Your instructions :: Will you output the entries below exactly, skipping every image they contain?

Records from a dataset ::
######
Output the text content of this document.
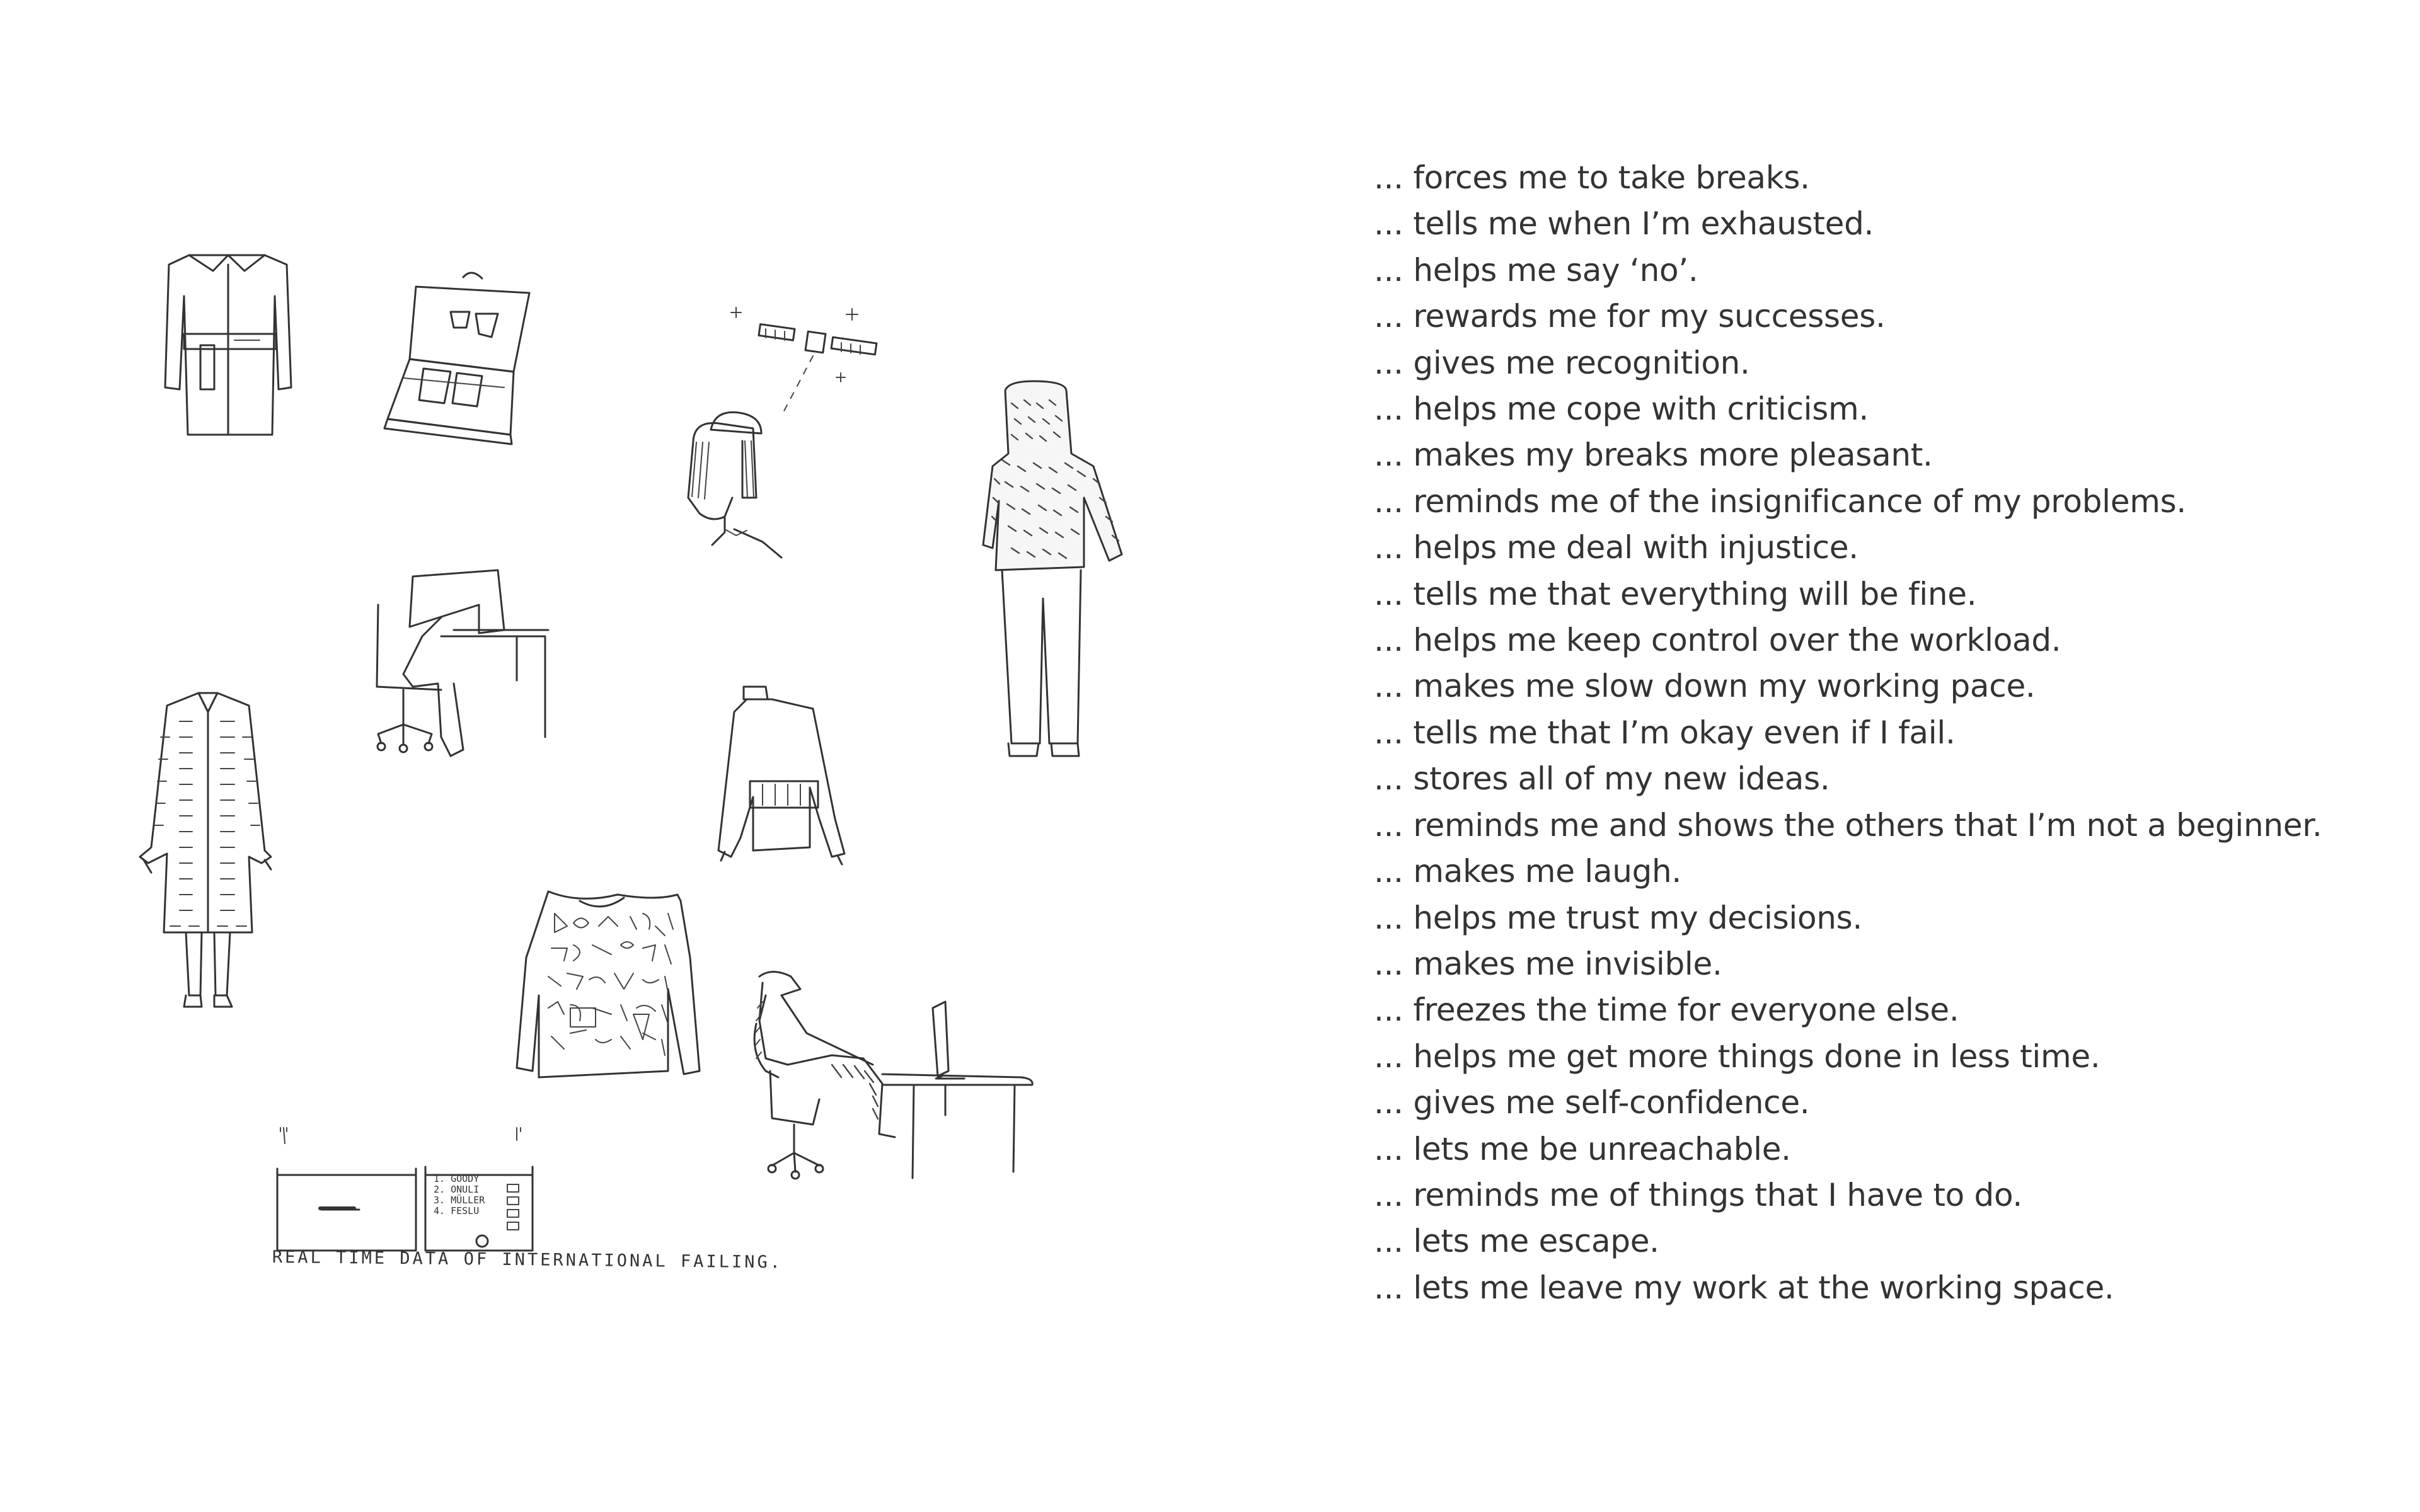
1. GOODY
2. ONULI
3. MÜLLER
4. FESLU
REAL TIME DATA OF INTERNATIONAL FAILING.
... forces me to take breaks.
... tells me when I’m exhausted.
... helps me say ‘no’.
... rewards me for my successes.
... gives me recognition.
... helps me cope with criticism.
... makes my breaks more pleasant.
... reminds me of the insignificance of my problems.
... helps me deal with injustice.
... tells me that everything will be fine.
... helps me keep control over the workload.
... makes me slow down my working pace.
... tells me that I’m okay even if I fail.
... stores all of my new ideas.
... reminds me and shows the others that I’m not a beginner.
... makes me laugh.
... helps me trust my decisions.
... makes me invisible.
... freezes the time for everyone else.
... helps me get more things done in less time.
... gives me self-confidence.
... lets me be unreachable.
... reminds me of things that I have to do.
... lets me escape.
... lets me leave my work at the working space.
######
Answer to this exercise ::
Output the text content of this document.
1. GOODY
2. ONULI
3. MÜLLER
4. FESLU
REAL TIME DATA OF INTERNATIONAL FAILING.
... forces me to take breaks.
... tells me when I’m exhausted.
... helps me say ‘no’.
... rewards me for my successes.
... gives me recognition.
... helps me cope with criticism.
... makes my breaks more pleasant.
... reminds me of the insignificance of my problems.
... helps me deal with injustice.
... tells me that everything will be fine.
... helps me keep control over the workload.
... makes me slow down my working pace.
... tells me that I’m okay even if I fail.
... stores all of my new ideas.
... reminds me and shows the others that I’m not a beginner.
... makes me laugh.
... helps me trust my decisions.
... makes me invisible.
... freezes the time for everyone else.
... helps me get more things done in less time.
... gives me self-confidence.
... lets me be unreachable.
... reminds me of things that I have to do.
... lets me escape.
... lets me leave my work at the working space.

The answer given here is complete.